## The data

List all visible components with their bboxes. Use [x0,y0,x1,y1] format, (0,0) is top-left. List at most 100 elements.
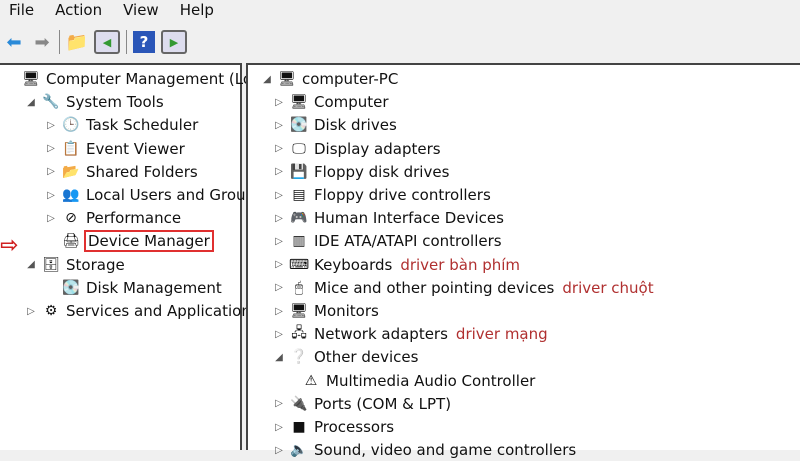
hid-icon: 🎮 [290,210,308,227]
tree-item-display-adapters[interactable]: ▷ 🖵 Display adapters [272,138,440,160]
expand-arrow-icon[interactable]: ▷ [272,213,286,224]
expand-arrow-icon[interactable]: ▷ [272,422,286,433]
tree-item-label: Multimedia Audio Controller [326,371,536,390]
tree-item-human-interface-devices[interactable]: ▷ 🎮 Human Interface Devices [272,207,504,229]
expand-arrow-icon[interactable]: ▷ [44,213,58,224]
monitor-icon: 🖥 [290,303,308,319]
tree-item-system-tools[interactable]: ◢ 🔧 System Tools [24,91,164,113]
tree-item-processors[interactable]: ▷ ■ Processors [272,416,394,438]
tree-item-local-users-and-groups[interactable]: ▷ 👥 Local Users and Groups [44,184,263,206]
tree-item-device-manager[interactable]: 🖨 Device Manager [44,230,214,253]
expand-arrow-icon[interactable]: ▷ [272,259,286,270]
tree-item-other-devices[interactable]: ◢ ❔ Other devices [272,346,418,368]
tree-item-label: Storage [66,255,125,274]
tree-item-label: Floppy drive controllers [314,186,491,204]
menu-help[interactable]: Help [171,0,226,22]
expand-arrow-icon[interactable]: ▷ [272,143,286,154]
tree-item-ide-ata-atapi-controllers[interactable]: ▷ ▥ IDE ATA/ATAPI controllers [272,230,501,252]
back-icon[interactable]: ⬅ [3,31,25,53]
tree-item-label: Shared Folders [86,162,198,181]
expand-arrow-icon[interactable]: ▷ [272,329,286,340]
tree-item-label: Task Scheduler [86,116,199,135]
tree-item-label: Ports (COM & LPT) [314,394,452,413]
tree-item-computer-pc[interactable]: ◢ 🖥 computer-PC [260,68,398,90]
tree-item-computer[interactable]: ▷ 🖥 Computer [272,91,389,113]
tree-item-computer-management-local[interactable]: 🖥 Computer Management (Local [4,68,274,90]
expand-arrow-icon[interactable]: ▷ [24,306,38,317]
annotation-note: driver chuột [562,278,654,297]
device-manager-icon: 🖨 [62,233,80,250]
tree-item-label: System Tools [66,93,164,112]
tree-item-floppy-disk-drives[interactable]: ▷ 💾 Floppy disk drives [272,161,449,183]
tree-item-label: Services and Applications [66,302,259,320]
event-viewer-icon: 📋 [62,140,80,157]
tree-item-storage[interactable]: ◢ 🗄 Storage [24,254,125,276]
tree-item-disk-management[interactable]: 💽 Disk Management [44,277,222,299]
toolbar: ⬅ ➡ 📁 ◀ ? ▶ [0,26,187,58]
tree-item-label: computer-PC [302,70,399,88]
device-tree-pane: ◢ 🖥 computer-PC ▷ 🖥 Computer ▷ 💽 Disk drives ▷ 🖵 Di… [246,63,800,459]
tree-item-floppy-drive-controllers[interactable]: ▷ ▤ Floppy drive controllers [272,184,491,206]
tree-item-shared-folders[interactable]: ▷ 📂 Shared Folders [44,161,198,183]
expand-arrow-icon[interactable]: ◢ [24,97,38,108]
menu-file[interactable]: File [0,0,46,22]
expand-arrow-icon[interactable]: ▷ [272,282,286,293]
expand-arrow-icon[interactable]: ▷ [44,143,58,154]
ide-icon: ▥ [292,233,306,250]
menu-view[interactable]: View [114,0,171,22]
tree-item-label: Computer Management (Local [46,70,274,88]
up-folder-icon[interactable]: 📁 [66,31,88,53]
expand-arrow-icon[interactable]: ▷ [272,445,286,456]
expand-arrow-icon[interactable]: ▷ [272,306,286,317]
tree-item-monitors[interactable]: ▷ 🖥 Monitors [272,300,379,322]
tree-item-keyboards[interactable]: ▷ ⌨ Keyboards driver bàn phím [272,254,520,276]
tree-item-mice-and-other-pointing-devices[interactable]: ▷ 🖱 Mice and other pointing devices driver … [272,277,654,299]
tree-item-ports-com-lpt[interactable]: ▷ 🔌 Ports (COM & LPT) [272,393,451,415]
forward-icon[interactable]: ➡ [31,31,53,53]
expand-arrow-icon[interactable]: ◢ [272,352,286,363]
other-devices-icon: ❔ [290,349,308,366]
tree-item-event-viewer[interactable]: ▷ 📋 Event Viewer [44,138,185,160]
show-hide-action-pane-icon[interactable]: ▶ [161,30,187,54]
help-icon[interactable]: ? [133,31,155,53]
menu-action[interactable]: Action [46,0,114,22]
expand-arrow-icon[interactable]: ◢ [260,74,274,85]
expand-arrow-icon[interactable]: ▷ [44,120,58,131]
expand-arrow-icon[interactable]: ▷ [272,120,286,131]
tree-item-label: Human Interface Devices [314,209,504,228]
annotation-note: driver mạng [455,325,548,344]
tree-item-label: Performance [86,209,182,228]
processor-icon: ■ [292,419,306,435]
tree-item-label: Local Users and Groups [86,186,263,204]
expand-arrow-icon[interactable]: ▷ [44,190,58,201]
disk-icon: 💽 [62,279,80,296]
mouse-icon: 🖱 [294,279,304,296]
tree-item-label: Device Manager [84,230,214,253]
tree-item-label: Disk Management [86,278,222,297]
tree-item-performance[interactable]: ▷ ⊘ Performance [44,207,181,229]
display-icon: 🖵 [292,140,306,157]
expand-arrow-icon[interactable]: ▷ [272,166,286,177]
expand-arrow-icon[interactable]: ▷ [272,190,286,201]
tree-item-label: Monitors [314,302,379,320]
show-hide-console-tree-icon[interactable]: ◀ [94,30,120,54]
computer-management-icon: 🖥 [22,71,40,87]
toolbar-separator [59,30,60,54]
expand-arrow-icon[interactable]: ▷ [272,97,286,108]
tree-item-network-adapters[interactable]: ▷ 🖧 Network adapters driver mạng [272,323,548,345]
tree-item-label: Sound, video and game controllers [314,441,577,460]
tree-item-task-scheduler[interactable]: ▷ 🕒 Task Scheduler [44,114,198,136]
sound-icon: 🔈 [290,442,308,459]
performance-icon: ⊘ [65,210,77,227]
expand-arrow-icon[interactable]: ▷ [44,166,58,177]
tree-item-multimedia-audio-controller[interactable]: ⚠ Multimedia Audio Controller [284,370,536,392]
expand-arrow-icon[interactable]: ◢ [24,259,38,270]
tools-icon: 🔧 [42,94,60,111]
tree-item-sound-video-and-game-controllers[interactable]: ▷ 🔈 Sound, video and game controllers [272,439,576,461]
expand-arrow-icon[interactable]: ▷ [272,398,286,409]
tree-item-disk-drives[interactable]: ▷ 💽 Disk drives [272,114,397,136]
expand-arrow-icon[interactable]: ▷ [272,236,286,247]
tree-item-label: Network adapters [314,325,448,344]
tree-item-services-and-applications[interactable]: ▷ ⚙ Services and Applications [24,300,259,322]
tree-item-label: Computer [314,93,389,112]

## Work to do
Reproduce everything from the line containing "hid-icon: 🎮 [290,210,308,227]" down to the line containing "tree-item-local-users-and-groups[interactable]: ▷ 👥", keeping each line unchanged.

## Reply to the exercise
hid-icon: 🎮 [290,210,308,227]
tree-item-display-adapters[interactable]: ▷ 🖵 Display adapters [272,138,440,160]
expand-arrow-icon[interactable]: ▷ [272,213,286,224]
expand-arrow-icon[interactable]: ▷ [272,422,286,433]
tree-item-label: Multimedia Audio Controller [326,371,536,390]
tree-item-human-interface-devices[interactable]: ▷ 🎮 Human Interface Devices [272,207,504,229]
expand-arrow-icon[interactable]: ▷ [44,213,58,224]
monitor-icon: 🖥 [290,303,308,319]
tree-item-system-tools[interactable]: ◢ 🔧 System Tools [24,91,164,113]
tree-item-processors[interactable]: ▷ ■ Processors [272,416,394,438]
tree-item-local-users-and-groups[interactable]: ▷ 👥 Local Users and Groups [44,184,263,206]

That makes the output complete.